**Requirement:**
Copy out all lines of the records in which the word "gauche" appears.

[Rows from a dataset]
───

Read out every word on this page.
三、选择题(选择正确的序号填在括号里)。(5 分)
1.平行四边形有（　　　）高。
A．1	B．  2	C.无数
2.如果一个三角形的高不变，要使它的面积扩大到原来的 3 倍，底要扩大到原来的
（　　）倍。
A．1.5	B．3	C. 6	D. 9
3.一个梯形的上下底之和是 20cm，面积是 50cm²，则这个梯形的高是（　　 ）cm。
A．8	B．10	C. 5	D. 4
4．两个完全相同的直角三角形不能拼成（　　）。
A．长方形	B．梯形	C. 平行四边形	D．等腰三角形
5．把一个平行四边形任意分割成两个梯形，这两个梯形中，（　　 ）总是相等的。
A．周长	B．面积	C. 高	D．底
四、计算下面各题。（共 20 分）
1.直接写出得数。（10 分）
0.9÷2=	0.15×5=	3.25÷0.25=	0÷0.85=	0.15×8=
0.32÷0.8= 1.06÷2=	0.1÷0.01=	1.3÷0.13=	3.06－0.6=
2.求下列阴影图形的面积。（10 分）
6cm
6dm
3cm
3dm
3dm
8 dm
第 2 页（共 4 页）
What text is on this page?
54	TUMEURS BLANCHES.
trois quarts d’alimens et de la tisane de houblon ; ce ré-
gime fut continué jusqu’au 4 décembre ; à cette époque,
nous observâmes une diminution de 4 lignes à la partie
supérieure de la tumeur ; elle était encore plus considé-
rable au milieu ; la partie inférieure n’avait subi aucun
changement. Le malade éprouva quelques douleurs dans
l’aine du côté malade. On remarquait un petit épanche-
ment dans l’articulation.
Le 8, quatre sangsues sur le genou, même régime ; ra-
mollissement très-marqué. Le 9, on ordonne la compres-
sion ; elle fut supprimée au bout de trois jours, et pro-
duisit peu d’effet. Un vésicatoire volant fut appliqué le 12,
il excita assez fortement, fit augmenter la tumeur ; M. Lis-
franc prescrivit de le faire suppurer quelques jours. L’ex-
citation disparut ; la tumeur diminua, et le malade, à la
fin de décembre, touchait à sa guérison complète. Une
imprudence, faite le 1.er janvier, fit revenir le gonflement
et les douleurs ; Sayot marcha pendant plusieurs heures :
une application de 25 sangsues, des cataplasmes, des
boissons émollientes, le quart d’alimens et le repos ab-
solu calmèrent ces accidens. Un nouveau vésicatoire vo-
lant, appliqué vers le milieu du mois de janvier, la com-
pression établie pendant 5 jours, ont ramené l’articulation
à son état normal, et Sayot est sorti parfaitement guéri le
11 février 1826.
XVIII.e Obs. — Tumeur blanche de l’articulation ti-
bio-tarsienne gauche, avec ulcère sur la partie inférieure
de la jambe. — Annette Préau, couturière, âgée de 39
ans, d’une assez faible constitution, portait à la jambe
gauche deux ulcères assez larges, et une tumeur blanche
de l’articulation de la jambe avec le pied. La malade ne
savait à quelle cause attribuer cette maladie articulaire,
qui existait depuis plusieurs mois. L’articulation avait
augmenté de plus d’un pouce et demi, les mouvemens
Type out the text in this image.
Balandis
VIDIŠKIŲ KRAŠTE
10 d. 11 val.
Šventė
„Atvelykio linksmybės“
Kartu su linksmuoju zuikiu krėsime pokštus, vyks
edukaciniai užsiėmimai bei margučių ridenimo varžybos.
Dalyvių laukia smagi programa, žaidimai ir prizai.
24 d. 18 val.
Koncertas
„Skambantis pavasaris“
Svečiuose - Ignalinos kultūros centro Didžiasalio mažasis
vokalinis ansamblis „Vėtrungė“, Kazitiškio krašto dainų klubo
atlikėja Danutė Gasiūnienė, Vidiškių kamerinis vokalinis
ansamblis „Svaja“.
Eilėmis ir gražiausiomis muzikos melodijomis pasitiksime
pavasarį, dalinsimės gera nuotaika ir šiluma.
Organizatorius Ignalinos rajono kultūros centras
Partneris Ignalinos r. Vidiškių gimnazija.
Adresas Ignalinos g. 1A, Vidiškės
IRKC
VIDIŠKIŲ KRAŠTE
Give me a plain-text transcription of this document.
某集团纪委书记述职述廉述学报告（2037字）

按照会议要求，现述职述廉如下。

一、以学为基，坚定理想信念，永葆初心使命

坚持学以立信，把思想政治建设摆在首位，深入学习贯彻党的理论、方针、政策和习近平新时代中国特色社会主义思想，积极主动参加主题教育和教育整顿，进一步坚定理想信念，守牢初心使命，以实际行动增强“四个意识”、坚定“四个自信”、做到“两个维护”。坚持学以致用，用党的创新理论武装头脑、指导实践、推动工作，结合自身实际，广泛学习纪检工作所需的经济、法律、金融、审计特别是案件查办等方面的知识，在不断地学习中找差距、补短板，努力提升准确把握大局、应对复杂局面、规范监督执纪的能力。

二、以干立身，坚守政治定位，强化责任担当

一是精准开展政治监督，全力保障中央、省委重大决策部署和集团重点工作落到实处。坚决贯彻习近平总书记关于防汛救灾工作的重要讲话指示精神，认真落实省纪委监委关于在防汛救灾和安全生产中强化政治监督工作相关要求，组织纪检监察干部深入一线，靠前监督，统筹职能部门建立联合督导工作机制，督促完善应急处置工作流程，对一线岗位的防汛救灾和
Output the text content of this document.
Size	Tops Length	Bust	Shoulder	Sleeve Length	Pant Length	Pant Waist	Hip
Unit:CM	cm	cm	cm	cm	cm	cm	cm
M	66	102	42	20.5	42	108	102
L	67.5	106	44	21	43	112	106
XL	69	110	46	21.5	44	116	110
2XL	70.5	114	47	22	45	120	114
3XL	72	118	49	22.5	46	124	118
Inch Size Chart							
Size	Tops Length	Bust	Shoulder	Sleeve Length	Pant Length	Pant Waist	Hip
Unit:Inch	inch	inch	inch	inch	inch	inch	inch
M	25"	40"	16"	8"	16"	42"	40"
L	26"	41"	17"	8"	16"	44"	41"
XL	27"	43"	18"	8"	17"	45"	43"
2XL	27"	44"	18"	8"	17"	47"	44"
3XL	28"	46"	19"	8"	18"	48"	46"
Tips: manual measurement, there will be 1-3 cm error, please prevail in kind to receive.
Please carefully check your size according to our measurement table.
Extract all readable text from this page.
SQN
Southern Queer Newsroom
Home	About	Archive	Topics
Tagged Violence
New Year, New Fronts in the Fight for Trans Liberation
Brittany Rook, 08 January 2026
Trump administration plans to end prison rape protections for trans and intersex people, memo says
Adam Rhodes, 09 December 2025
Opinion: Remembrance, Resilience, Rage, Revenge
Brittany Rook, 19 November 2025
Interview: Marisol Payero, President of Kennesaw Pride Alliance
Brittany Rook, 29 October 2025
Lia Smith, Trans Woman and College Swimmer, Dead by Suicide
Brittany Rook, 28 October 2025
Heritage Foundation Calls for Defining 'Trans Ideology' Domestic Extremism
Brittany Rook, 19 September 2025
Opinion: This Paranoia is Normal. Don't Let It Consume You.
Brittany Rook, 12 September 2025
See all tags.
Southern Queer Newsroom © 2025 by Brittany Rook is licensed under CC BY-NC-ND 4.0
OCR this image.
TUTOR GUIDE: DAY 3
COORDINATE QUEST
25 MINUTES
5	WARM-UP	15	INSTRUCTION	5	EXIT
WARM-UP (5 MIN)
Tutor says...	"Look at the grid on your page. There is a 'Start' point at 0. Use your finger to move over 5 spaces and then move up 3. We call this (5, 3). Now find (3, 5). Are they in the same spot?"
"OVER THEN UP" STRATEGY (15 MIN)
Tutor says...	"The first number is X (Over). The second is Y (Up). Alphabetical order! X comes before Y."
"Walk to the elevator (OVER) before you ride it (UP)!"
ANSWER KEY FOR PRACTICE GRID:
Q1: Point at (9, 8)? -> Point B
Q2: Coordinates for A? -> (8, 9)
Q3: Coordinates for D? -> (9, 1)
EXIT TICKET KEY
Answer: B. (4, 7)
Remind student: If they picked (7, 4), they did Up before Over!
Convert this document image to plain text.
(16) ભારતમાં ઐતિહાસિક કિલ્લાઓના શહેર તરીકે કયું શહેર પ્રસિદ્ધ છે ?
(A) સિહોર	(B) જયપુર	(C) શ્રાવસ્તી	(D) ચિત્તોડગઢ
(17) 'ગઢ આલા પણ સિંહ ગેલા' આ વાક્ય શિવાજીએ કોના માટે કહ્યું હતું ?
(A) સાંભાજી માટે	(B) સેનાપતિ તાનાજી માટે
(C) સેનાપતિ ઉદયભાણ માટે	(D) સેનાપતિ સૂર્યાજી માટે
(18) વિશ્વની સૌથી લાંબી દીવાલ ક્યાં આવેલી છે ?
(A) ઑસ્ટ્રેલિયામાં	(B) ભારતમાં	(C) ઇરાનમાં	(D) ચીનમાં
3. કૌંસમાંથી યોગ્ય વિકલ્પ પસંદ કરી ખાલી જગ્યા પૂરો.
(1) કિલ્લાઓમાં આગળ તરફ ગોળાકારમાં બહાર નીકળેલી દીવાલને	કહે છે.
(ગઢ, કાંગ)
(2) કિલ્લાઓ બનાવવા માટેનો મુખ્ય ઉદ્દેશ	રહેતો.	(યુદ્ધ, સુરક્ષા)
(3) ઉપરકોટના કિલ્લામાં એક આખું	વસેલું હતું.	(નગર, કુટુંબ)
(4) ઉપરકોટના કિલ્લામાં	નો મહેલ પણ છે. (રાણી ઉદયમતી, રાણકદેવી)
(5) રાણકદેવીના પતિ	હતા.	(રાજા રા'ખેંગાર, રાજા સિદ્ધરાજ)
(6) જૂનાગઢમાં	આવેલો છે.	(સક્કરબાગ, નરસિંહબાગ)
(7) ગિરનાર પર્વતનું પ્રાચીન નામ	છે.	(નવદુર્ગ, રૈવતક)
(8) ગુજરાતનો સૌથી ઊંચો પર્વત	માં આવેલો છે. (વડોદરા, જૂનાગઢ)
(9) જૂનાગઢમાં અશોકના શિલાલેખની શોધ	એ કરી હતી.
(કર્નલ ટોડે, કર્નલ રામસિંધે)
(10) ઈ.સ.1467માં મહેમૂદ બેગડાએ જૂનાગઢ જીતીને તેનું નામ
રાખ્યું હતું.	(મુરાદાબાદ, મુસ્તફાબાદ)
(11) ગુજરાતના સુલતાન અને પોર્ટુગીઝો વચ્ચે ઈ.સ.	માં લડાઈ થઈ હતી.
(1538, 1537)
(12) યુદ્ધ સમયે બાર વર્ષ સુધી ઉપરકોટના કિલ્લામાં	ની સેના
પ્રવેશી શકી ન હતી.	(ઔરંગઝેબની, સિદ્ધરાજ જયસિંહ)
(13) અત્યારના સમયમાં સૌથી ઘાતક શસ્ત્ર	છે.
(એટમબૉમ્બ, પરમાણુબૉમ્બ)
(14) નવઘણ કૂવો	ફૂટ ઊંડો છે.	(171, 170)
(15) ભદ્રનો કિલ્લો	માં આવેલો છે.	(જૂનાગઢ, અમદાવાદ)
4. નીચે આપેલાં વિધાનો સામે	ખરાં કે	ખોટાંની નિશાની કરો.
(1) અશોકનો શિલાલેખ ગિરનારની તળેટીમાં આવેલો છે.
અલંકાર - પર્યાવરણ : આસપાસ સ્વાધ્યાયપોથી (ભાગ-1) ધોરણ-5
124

───

**Completed task:**
bio-tarsienne gauche, avec ulcère sur la partie inférieure
gauche deux ulcères assez larges, et une tumeur blanche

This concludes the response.